## GOAL OF THE EXERCISE
Show all lines holding the string "name".

Items from a figure collection:

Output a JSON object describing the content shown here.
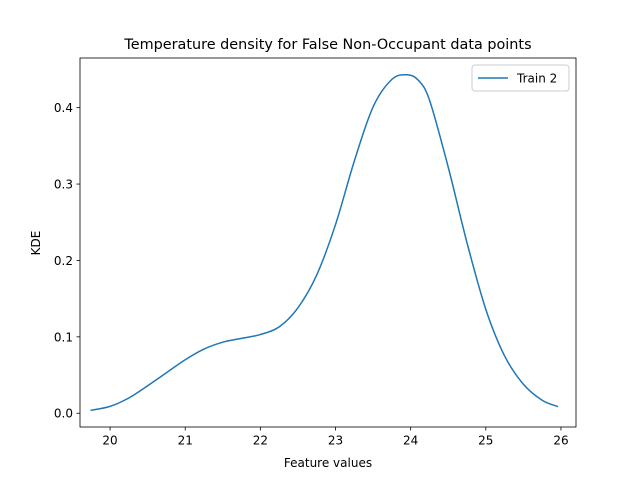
{
  "chart_data": {
    "type": "line",
    "title": "Temperature density for False Non-Occupant data points",
    "xlabel": "Feature values",
    "ylabel": "KDE",
    "xlim": [
      19.6,
      26.2
    ],
    "ylim": [
      -0.018,
      0.465
    ],
    "xticks": [
      20,
      21,
      22,
      23,
      24,
      25,
      26
    ],
    "yticks": [
      0.0,
      0.1,
      0.2,
      0.3,
      0.4
    ],
    "ytick_labels": [
      "0.0",
      "0.1",
      "0.2",
      "0.3",
      "0.4"
    ],
    "grid": false,
    "legend_position": "top-right",
    "series": [
      {
        "name": "Train 2",
        "color": "#1f77b4",
        "x": [
          19.75,
          20.0,
          20.25,
          20.5,
          20.75,
          21.0,
          21.25,
          21.5,
          21.75,
          22.0,
          22.25,
          22.5,
          22.75,
          23.0,
          23.25,
          23.5,
          23.75,
          23.95,
          24.1,
          24.25,
          24.5,
          24.75,
          25.0,
          25.25,
          25.5,
          25.75,
          25.95
        ],
        "y": [
          0.004,
          0.009,
          0.02,
          0.036,
          0.053,
          0.07,
          0.084,
          0.093,
          0.098,
          0.103,
          0.113,
          0.138,
          0.181,
          0.247,
          0.33,
          0.401,
          0.437,
          0.443,
          0.436,
          0.41,
          0.322,
          0.223,
          0.136,
          0.075,
          0.038,
          0.017,
          0.009
        ]
      }
    ]
  }
}
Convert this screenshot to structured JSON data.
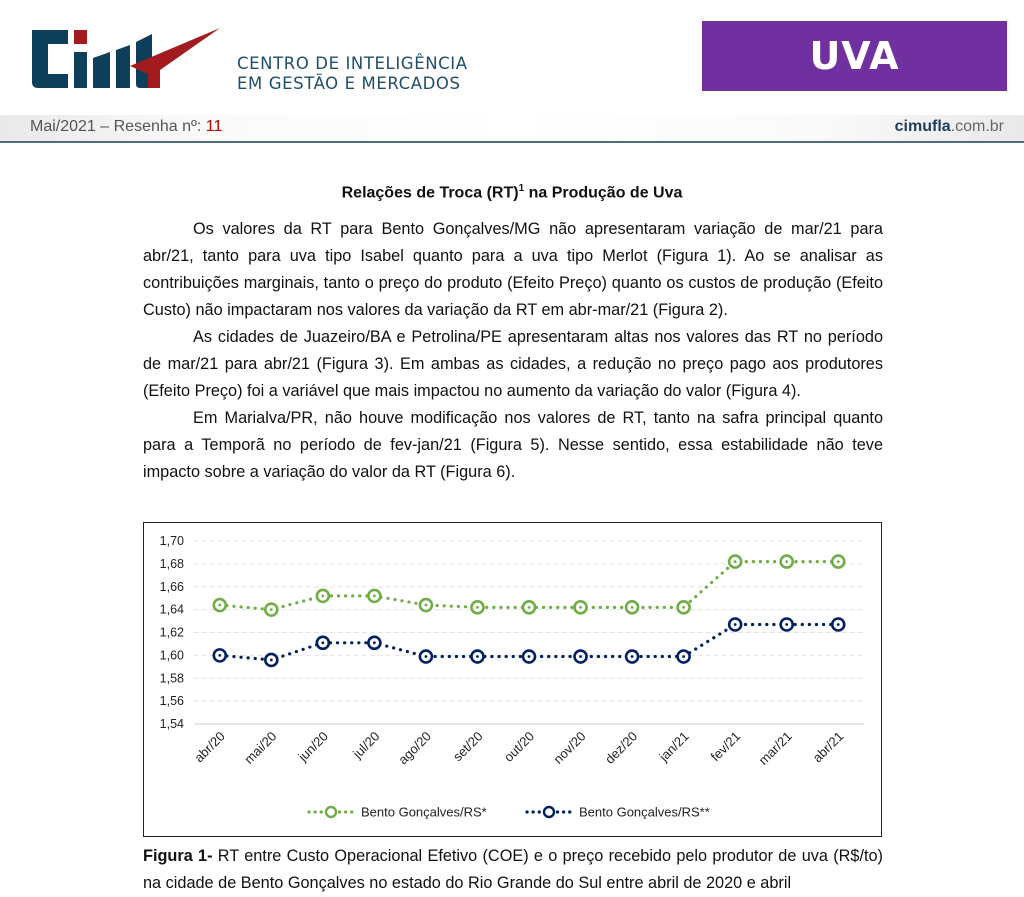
{
  "header": {
    "logo_line1": "CENTRO DE INTELIGÊNCIA",
    "logo_line2": "EM GESTÃO E MERCADOS",
    "badge": "UVA",
    "issue_label": "Mai/2021 – Resenha nº: ",
    "issue_number": "11",
    "site_bold": "cimufla",
    "site_rest": ".com.br"
  },
  "article": {
    "title_pre": "Relações de Troca (RT)",
    "title_sup": "1",
    "title_post": " na Produção de Uva",
    "paragraphs": [
      "Os valores da RT para Bento Gonçalves/MG não apresentaram variação de mar/21 para abr/21, tanto para uva tipo Isabel quanto para a uva tipo Merlot (Figura 1). Ao se analisar as contribuições marginais, tanto o preço do produto (Efeito Preço) quanto os custos de produção (Efeito Custo) não impactaram nos valores da variação da RT em abr-mar/21 (Figura 2).",
      "As cidades de Juazeiro/BA e Petrolina/PE apresentaram altas nos valores das RT no período de mar/21 para abr/21 (Figura 3). Em ambas as cidades, a redução no preço pago aos produtores (Efeito Preço) foi a variável que mais impactou no aumento da variação do valor (Figura 4).",
      "Em Marialva/PR, não houve modificação nos valores de RT, tanto na safra principal quanto para a Temporã no período de fev-jan/21 (Figura 5). Nesse sentido, essa estabilidade não teve impacto sobre a variação do valor da RT (Figura 6)."
    ],
    "caption_bold": "Figura 1-",
    "caption_text": " RT entre Custo Operacional Efetivo (COE) e o preço recebido pelo produtor de uva (R$/to) na cidade de Bento Gonçalves no estado do Rio Grande do Sul entre abril de 2020 e abril"
  },
  "chart_data": {
    "type": "line",
    "title": "",
    "xlabel": "",
    "ylabel": "",
    "categories": [
      "abr/20",
      "mai/20",
      "jun/20",
      "jul/20",
      "ago/20",
      "set/20",
      "out/20",
      "nov/20",
      "dez/20",
      "jan/21",
      "fev/21",
      "mar/21",
      "abr/21"
    ],
    "ylim": [
      1.54,
      1.7
    ],
    "yticks": [
      "1,54",
      "1,56",
      "1,58",
      "1,60",
      "1,62",
      "1,64",
      "1,66",
      "1,68",
      "1,70"
    ],
    "grid": true,
    "legend_position": "bottom",
    "series": [
      {
        "name": "Bento Gonçalves/RS*",
        "color": "#70ad47",
        "values": [
          1.644,
          1.64,
          1.652,
          1.652,
          1.644,
          1.642,
          1.642,
          1.642,
          1.642,
          1.642,
          1.682,
          1.682,
          1.682
        ]
      },
      {
        "name": "Bento Gonçalves/RS**",
        "color": "#002060",
        "values": [
          1.6,
          1.596,
          1.611,
          1.611,
          1.599,
          1.599,
          1.599,
          1.599,
          1.599,
          1.599,
          1.627,
          1.627,
          1.627
        ]
      }
    ]
  }
}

## ANSWER IN FULL
        "name": "Train 2",
        "name": "Bento Gonçalves/RS*",
        "name": "Bento Gonçalves/RS**",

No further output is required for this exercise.